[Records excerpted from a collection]
"""

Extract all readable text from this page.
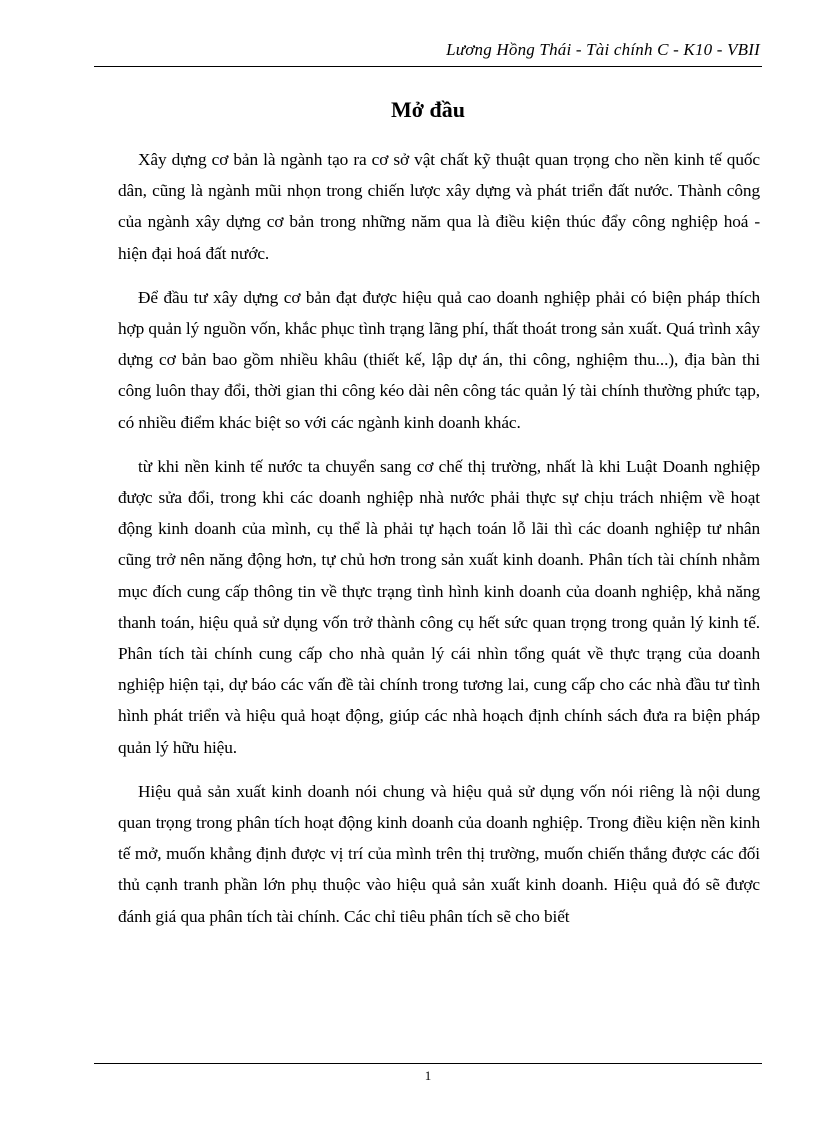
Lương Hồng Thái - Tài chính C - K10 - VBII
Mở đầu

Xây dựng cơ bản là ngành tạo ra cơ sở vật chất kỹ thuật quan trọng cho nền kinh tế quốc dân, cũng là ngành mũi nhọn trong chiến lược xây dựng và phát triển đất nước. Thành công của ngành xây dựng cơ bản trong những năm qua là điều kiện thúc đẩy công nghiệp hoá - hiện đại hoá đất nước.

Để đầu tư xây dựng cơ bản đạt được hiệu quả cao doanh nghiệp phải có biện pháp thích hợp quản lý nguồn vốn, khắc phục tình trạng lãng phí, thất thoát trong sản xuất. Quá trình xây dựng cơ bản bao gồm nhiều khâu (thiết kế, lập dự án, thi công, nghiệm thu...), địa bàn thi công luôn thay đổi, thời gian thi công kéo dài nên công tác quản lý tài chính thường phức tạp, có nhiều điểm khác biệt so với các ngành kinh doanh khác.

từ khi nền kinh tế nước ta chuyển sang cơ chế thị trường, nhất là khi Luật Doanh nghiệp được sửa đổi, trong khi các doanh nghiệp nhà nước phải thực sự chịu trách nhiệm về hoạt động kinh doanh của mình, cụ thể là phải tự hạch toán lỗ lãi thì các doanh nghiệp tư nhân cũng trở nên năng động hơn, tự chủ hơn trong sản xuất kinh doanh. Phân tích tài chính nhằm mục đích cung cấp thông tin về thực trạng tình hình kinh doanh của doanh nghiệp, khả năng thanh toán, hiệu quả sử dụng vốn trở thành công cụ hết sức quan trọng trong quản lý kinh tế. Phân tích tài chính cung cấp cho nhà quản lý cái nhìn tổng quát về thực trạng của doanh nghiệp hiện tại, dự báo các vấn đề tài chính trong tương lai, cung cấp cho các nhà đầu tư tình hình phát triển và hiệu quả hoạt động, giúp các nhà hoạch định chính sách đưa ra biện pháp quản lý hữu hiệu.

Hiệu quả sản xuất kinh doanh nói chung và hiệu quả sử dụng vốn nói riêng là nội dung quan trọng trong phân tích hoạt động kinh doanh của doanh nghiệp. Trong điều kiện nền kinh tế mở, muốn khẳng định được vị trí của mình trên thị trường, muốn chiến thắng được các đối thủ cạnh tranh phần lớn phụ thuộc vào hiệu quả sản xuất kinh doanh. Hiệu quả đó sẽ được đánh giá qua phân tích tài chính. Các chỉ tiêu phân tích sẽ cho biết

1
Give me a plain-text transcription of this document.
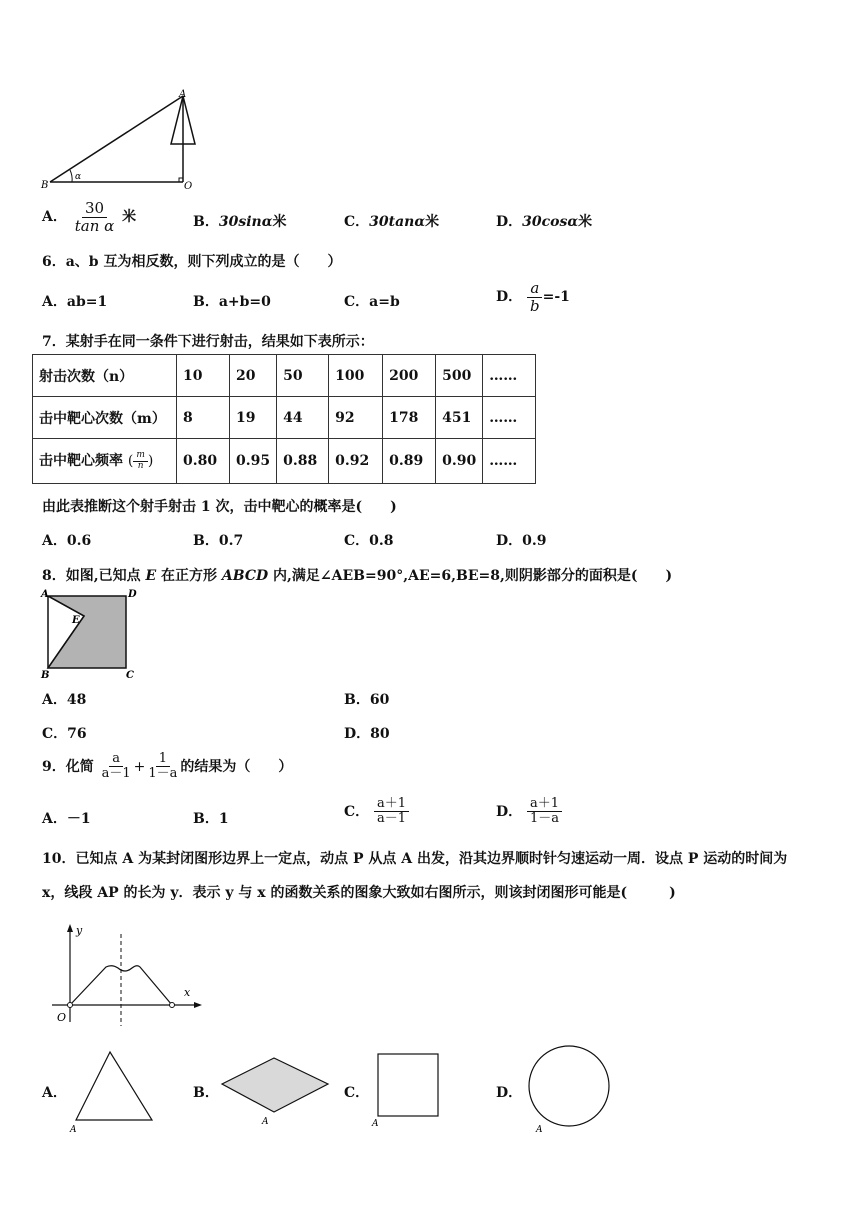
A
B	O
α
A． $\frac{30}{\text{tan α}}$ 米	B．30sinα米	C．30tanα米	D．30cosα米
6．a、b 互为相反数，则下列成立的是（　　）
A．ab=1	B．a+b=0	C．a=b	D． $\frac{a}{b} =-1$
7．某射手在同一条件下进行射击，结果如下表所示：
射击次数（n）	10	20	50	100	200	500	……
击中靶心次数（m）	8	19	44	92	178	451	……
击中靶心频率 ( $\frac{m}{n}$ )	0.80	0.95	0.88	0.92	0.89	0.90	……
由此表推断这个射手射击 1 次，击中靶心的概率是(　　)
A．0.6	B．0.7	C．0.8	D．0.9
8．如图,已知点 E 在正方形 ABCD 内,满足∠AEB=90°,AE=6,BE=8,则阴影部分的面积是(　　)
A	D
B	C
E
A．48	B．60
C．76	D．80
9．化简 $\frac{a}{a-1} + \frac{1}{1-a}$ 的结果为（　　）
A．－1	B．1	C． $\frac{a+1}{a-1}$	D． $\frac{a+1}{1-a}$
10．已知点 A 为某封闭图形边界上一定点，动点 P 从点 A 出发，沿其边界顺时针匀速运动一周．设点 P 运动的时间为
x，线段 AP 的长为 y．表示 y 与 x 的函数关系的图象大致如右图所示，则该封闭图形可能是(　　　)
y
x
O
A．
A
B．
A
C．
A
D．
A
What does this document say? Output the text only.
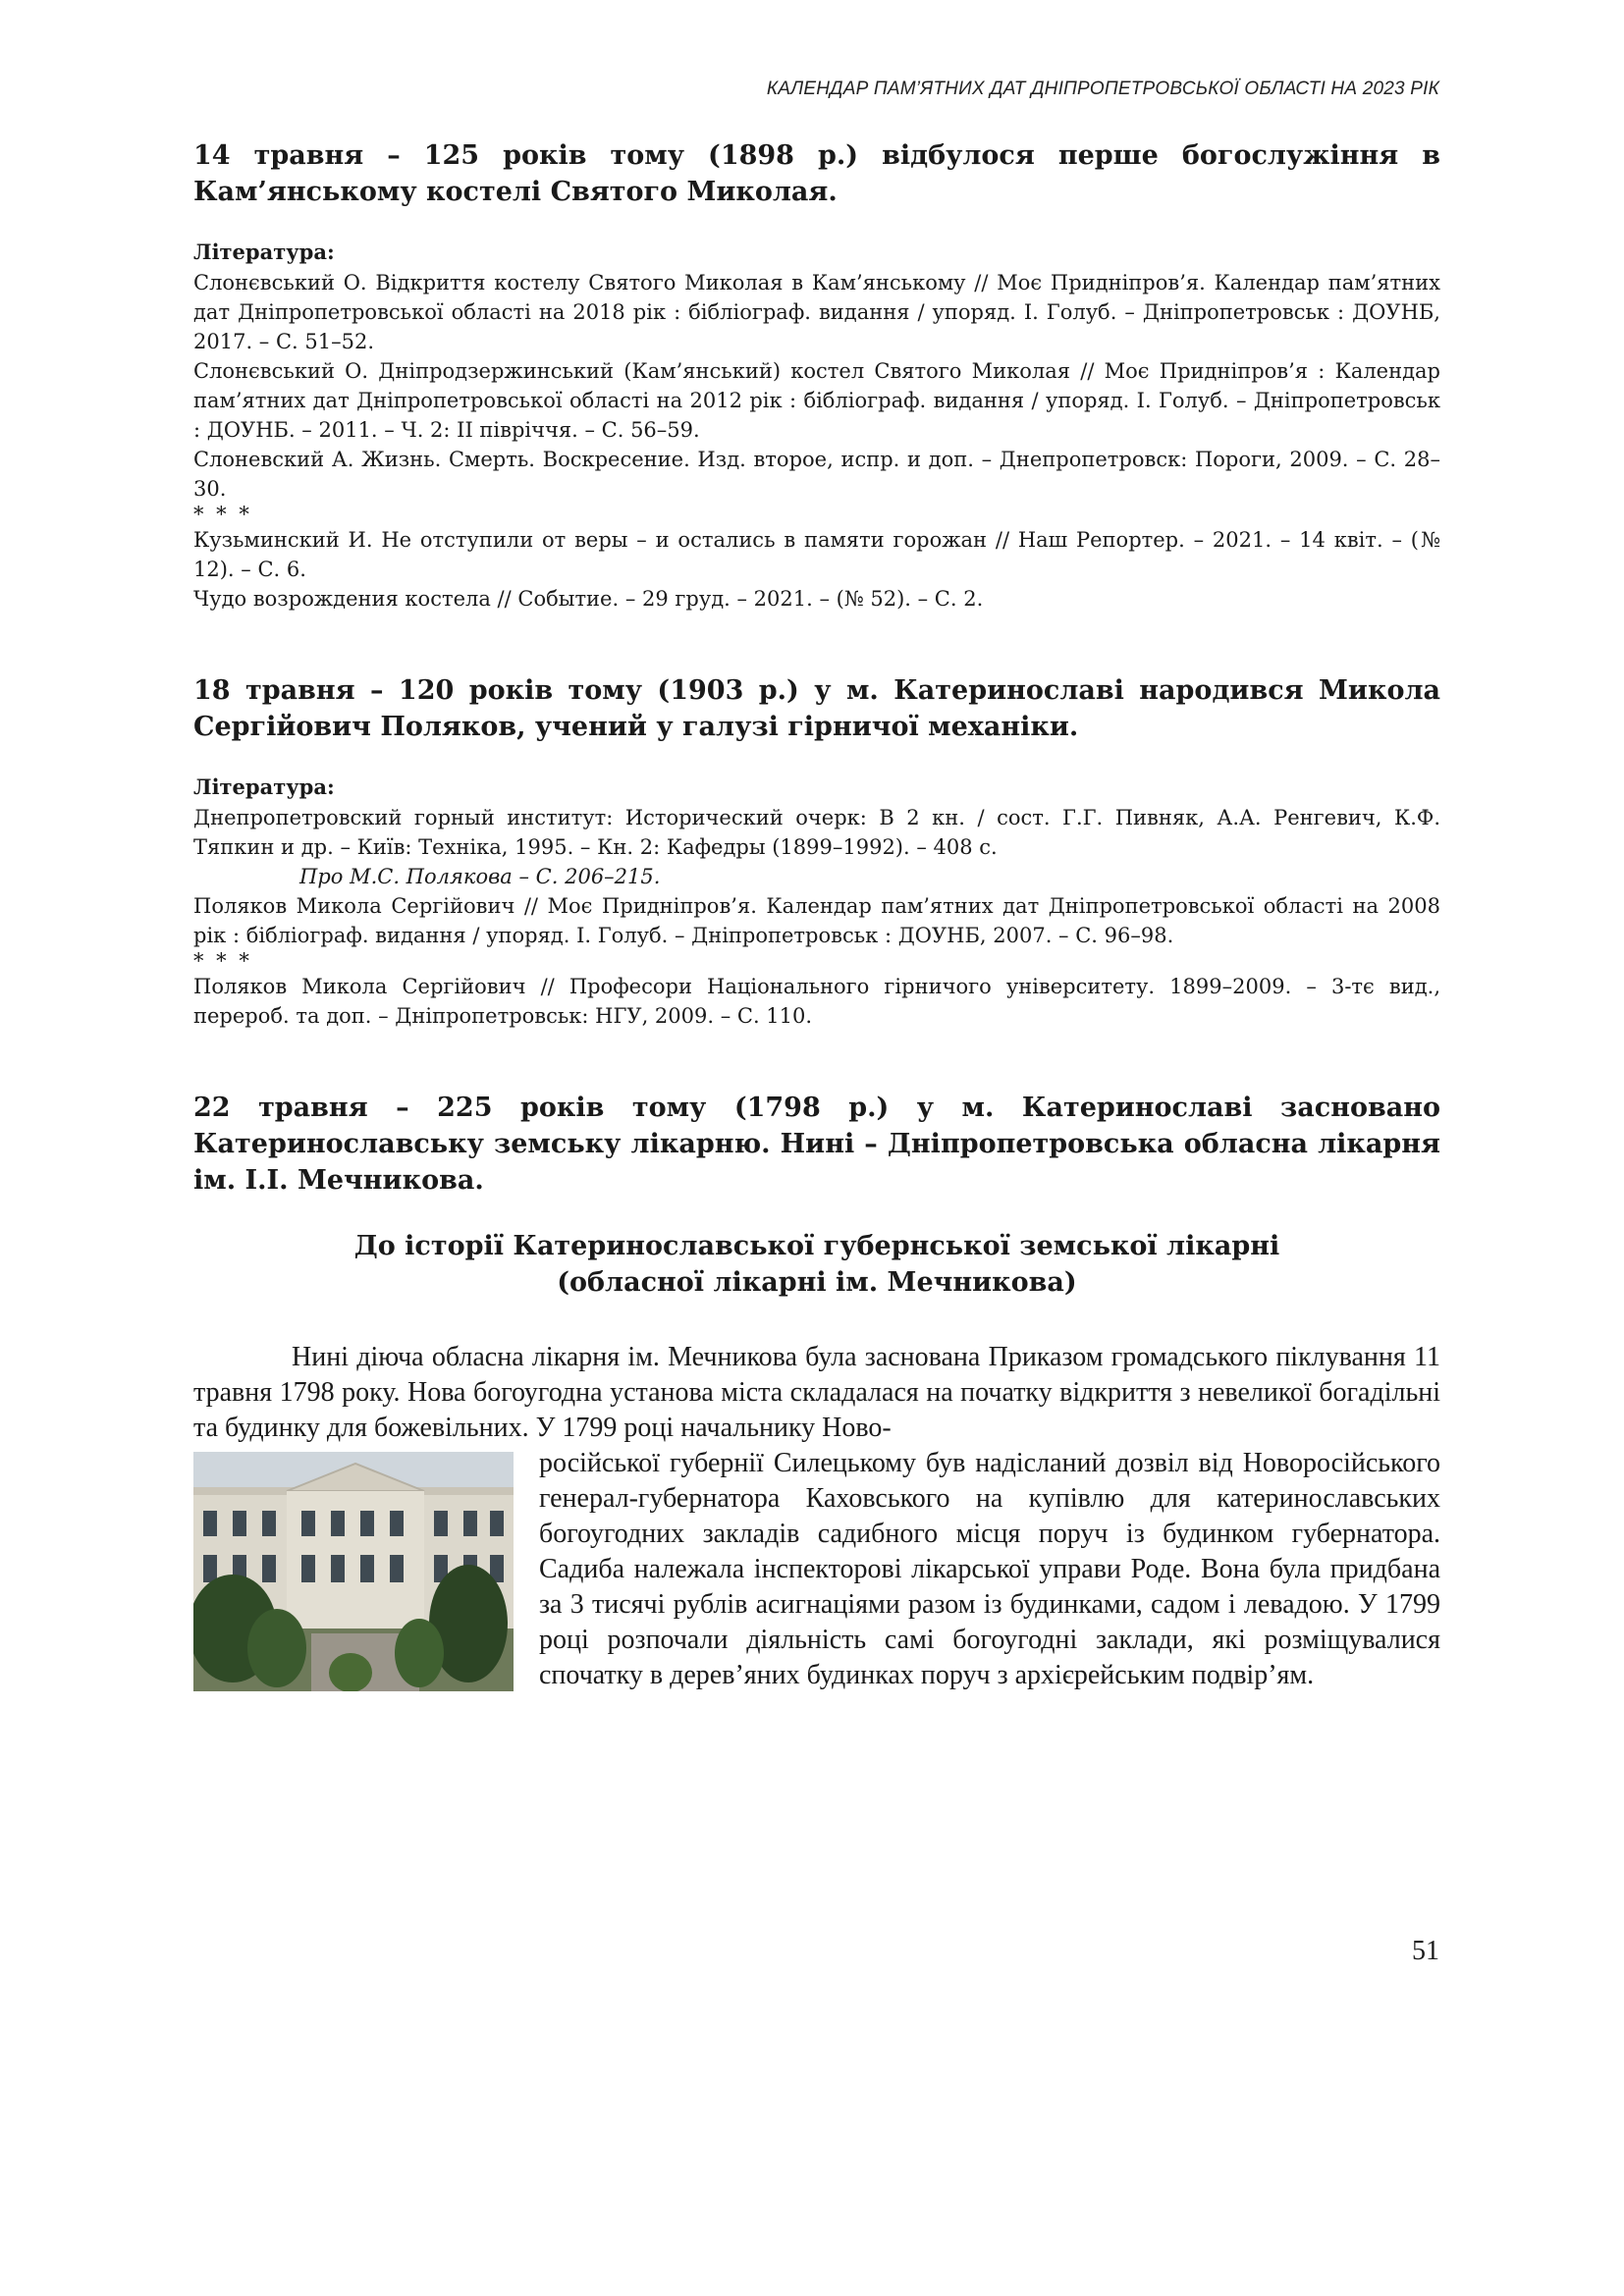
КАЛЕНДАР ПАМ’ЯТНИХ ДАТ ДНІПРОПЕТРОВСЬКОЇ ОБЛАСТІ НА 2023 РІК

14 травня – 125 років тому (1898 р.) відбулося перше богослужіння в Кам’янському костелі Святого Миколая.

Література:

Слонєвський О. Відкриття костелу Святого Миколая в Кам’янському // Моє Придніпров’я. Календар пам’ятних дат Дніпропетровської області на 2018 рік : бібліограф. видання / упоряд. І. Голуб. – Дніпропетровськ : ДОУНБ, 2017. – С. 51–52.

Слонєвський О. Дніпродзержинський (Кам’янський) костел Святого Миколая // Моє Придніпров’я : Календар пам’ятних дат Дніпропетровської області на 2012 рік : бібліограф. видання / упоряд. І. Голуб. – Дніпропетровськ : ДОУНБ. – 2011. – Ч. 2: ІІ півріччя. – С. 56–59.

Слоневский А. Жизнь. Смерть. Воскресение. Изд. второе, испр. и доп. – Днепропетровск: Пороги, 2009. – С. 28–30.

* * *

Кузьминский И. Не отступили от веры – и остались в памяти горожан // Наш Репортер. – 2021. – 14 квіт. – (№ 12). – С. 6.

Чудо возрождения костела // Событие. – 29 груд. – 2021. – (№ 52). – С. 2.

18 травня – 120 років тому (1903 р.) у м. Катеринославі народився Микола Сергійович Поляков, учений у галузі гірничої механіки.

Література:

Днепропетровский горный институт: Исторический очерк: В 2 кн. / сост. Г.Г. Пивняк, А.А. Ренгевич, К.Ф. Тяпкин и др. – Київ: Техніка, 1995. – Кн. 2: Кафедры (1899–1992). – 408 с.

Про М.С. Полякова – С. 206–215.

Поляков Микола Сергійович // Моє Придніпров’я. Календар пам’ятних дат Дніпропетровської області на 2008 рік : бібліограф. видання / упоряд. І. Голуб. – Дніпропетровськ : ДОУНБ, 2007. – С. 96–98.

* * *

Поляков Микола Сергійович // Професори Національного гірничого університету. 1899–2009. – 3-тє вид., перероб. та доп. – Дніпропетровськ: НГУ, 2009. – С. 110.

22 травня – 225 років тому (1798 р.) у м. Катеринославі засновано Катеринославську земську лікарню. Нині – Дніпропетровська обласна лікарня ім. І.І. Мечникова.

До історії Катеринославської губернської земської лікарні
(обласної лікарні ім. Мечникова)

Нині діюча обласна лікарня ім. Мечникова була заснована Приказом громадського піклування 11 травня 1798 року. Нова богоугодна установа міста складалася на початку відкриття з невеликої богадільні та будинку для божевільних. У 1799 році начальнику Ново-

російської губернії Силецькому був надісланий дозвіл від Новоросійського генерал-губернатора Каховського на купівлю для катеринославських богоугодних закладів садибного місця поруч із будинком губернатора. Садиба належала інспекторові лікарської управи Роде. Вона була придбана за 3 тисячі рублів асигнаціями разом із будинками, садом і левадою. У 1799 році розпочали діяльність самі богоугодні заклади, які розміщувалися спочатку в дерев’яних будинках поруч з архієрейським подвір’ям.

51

"""

All of the data above should be transcribed verbatim, with pictures omitted.

## Solution for this task:
Extract all readable text from this page.
Lương Hồng Thái - Tài chính C - K10 - VBII
Mở đầu

Xây dựng cơ bản là ngành tạo ra cơ sở vật chất kỹ thuật quan trọng cho nền kinh tế quốc dân, cũng là ngành mũi nhọn trong chiến lược xây dựng và phát triển đất nước. Thành công của ngành xây dựng cơ bản trong những năm qua là điều kiện thúc đẩy công nghiệp hoá - hiện đại hoá đất nước.

Để đầu tư xây dựng cơ bản đạt được hiệu quả cao doanh nghiệp phải có biện pháp thích hợp quản lý nguồn vốn, khắc phục tình trạng lãng phí, thất thoát trong sản xuất. Quá trình xây dựng cơ bản bao gồm nhiều khâu (thiết kế, lập dự án, thi công, nghiệm thu...), địa bàn thi công luôn thay đổi, thời gian thi công kéo dài nên công tác quản lý tài chính thường phức tạp, có nhiều điểm khác biệt so với các ngành kinh doanh khác.

từ khi nền kinh tế nước ta chuyển sang cơ chế thị trường, nhất là khi Luật Doanh nghiệp được sửa đổi, trong khi các doanh nghiệp nhà nước phải thực sự chịu trách nhiệm về hoạt động kinh doanh của mình, cụ thể là phải tự hạch toán lỗ lãi thì các doanh nghiệp tư nhân cũng trở nên năng động hơn, tự chủ hơn trong sản xuất kinh doanh. Phân tích tài chính nhằm mục đích cung cấp thông tin về thực trạng tình hình kinh doanh của doanh nghiệp, khả năng thanh toán, hiệu quả sử dụng vốn trở thành công cụ hết sức quan trọng trong quản lý kinh tế. Phân tích tài chính cung cấp cho nhà quản lý cái nhìn tổng quát về thực trạng của doanh nghiệp hiện tại, dự báo các vấn đề tài chính trong tương lai, cung cấp cho các nhà đầu tư tình hình phát triển và hiệu quả hoạt động, giúp các nhà hoạch định chính sách đưa ra biện pháp quản lý hữu hiệu.

Hiệu quả sản xuất kinh doanh nói chung và hiệu quả sử dụng vốn nói riêng là nội dung quan trọng trong phân tích hoạt động kinh doanh của doanh nghiệp. Trong điều kiện nền kinh tế mở, muốn khẳng định được vị trí của mình trên thị trường, muốn chiến thắng được các đối thủ cạnh tranh phần lớn phụ thuộc vào hiệu quả sản xuất kinh doanh. Hiệu quả đó sẽ được đánh giá qua phân tích tài chính. Các chỉ tiêu phân tích sẽ cho biết

1
Give me a plain-text transcription of this document.
A
B	O
α
A． $\frac{30}{\text{tan α}}$ 米	B．30sinα米	C．30tanα米	D．30cosα米
6．a、b 互为相反数，则下列成立的是（　　）
A．ab=1	B．a+b=0	C．a=b	D． $\frac{a}{b} =-1$
7．某射手在同一条件下进行射击，结果如下表所示：
射击次数（n）	10	20	50	100	200	500	……
击中靶心次数（m）	8	19	44	92	178	451	……
击中靶心频率 ( $\frac{m}{n}$ )	0.80	0.95	0.88	0.92	0.89	0.90	……
由此表推断这个射手射击 1 次，击中靶心的概率是(　　)
A．0.6	B．0.7	C．0.8	D．0.9
8．如图,已知点 E 在正方形 ABCD 内,满足∠AEB=90°,AE=6,BE=8,则阴影部分的面积是(　　)
A	D
B	C
E
A．48	B．60
C．76	D．80
9．化简 $\frac{a}{a-1} + \frac{1}{1-a}$ 的结果为（　　）
A．－1	B．1	C． $\frac{a+1}{a-1}$	D． $\frac{a+1}{1-a}$
10．已知点 A 为某封闭图形边界上一定点，动点 P 从点 A 出发，沿其边界顺时针匀速运动一周．设点 P 运动的时间为
x，线段 AP 的长为 y．表示 y 与 x 的函数关系的图象大致如右图所示，则该封闭图形可能是(　　　)
y
x
O
A．
A
B．
A
C．
A
D．
A
What does this document say? Output the text only.
КАЛЕНДАР ПАМ’ЯТНИХ ДАТ ДНІПРОПЕТРОВСЬКОЇ ОБЛАСТІ НА 2023 РІК

14 травня – 125 років тому (1898 р.) відбулося перше богослужіння в Кам’янському костелі Святого Миколая.

Література:

Слонєвський О. Відкриття костелу Святого Миколая в Кам’янському // Моє Придніпров’я. Календар пам’ятних дат Дніпропетровської області на 2018 рік : бібліограф. видання / упоряд. І. Голуб. – Дніпропетровськ : ДОУНБ, 2017. – С. 51–52.

Слонєвський О. Дніпродзержинський (Кам’янський) костел Святого Миколая // Моє Придніпров’я : Календар пам’ятних дат Дніпропетровської області на 2012 рік : бібліограф. видання / упоряд. І. Голуб. – Дніпропетровськ : ДОУНБ. – 2011. – Ч. 2: ІІ півріччя. – С. 56–59.

Слоневский А. Жизнь. Смерть. Воскресение. Изд. второе, испр. и доп. – Днепропетровск: Пороги, 2009. – С. 28–30.

* * *

Кузьминский И. Не отступили от веры – и остались в памяти горожан // Наш Репортер. – 2021. – 14 квіт. – (№ 12). – С. 6.

Чудо возрождения костела // Событие. – 29 груд. – 2021. – (№ 52). – С. 2.

18 травня – 120 років тому (1903 р.) у м. Катеринославі народився Микола Сергійович Поляков, учений у галузі гірничої механіки.

Література:

Днепропетровский горный институт: Исторический очерк: В 2 кн. / сост. Г.Г. Пивняк, А.А. Ренгевич, К.Ф. Тяпкин и др. – Київ: Техніка, 1995. – Кн. 2: Кафедры (1899–1992). – 408 с.

Про М.С. Полякова – С. 206–215.

Поляков Микола Сергійович // Моє Придніпров’я. Календар пам’ятних дат Дніпропетровської області на 2008 рік : бібліограф. видання / упоряд. І. Голуб. – Дніпропетровськ : ДОУНБ, 2007. – С. 96–98.

* * *

Поляков Микола Сергійович // Професори Національного гірничого університету. 1899–2009. – 3-тє вид., перероб. та доп. – Дніпропетровськ: НГУ, 2009. – С. 110.

22 травня – 225 років тому (1798 р.) у м. Катеринославі засновано Катеринославську земську лікарню. Нині – Дніпропетровська обласна лікарня ім. І.І. Мечникова.

До історії Катеринославської губернської земської лікарні
(обласної лікарні ім. Мечникова)

Нині діюча обласна лікарня ім. Мечникова була заснована Приказом громадського піклування 11 травня 1798 року. Нова богоугодна установа міста складалася на початку відкриття з невеликої богадільні та будинку для божевільних. У 1799 році начальнику Ново-

російської губернії Силецькому був надісланий дозвіл від Новоросійського генерал-губернатора Каховського на купівлю для катеринославських богоугодних закладів садибного місця поруч із будинком губернатора. Садиба належала інспекторові лікарської управи Роде. Вона була придбана за 3 тисячі рублів асигнаціями разом із будинками, садом і левадою. У 1799 році розпочали діяльність самі богоугодні заклади, які розміщувалися спочатку в дерев’яних будинках поруч з архієрейським подвір’ям.

51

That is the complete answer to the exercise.